● **Text excerpt**:
==========
The upshot of all this is that Google is dishonest at worst, capricious and inscrutable at best. Not that we didn't already know that. While this is not necessarily evil, it's sure as Hell annoying. And if you have a business that depends on Google search results and PageRank, you're in bed with a fickle lover.

Update - 2/22/08 10:15AM:

Less than two hours after posting this blog entry, Google has too picked it up and indexed it. Now searching on "CAT 5 underfoot" returns this post. I really can't imagine how Google is able to so quickly crawl and index my blog. Their Googlebot is beyond uber. But the Google Webmaster Tools page still says Feb. 12th as the last date Googlebot crawled this site. Not so uber.

For now, I'll give them a solid 'E' for effort, but not yet for evil.

Update - 2/24/08 10:15AM:

Will the weirndess never cease? As of 2/24/08 10:15AM, searching Google for "CAT 5 Underfoot" or "CAT-5 Underfoot" yields nothing in at least the first five page of results, not even this story, which was the top result for the same search on the 22nd. Amazingly, absolutetly nothing is returned by "CAT 5 Underfoot Chimpunkan". That makes this a two "WTF?!" post.

It must be sweet to be so massively influential yet so completely unaccountable.

Update - 2/25/08 7:40AM:

This morning searching Google for "CAT 5 underfoot" turns up this post, as it did on the 22nd. It's as if the activity of updating the post caused it to bubble up to the top of the search results again. We'll see how long it stays the top result. And for that extra dose of inscrutability, the Google Webmaster Tools pages still says the last time Google crawled my site was 2/12/08. That's after jumping through their "verification" hoops yesterday, too.

Update - 2/25/08 8:32PM: 

And, the post is gone again.  Seems like a good strategy to keep your Google ranking high is post a lot. 

Thursday, February 21, 2008 5:29 AM (UTC+05:30)

CAT 5 Underfoot

by D'Jacamo

Our company had grown quickly and our server room was less than organized. It consisted primarily of two gorilla racks packed with dozens of custom built servers, and at the far end switches, hubs, routers, and a fiber drop. Getting to the machines was tricky, involving careful navigation of all the cables, UPSs, and other miscellaneous network hardware that cluttered the approximately three foot clearance behind the gorilla racks. Anyone who had anything to do with the server room was exceptionally aware of our two main servers, Solo and Chewy, which housed our client's most important sites and databases. These two machine were sacrosanct, and were monitored by the second.

Our main networking ace had recently left the company, and we were coping with his replacement - his previous apprentice. She might have known the technology, but in other areas she was a bit lacking. I was trying to cut her some slack since she was inexperienced, young, and the rare woman in technology (my personal version of Affirmative Action that I've since abandoned). Eventually it became obvious she was in the wrong line of work.

One afternoon I get a call from a client: their site's down. It's a site on Solo. I do the required panic, and with a quick check, sure enough their site is down. Wait, no, every site I try on Solo is down.
==========
● **Source data**:
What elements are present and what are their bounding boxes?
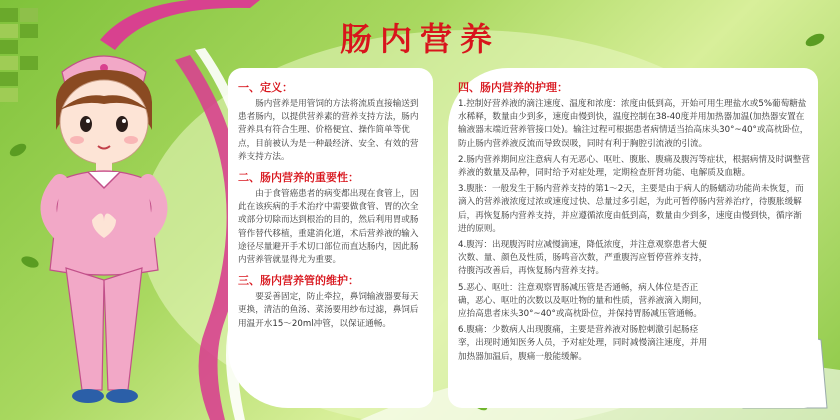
==========
● **The exercise**: In the Google search blog post, what date does the Google Webmaster Tools page give as the last time Googlebot crawled the site? The data comes from a source unrelated to the Google search blog post.

● **Answer for this exercise**: February 12, 2008.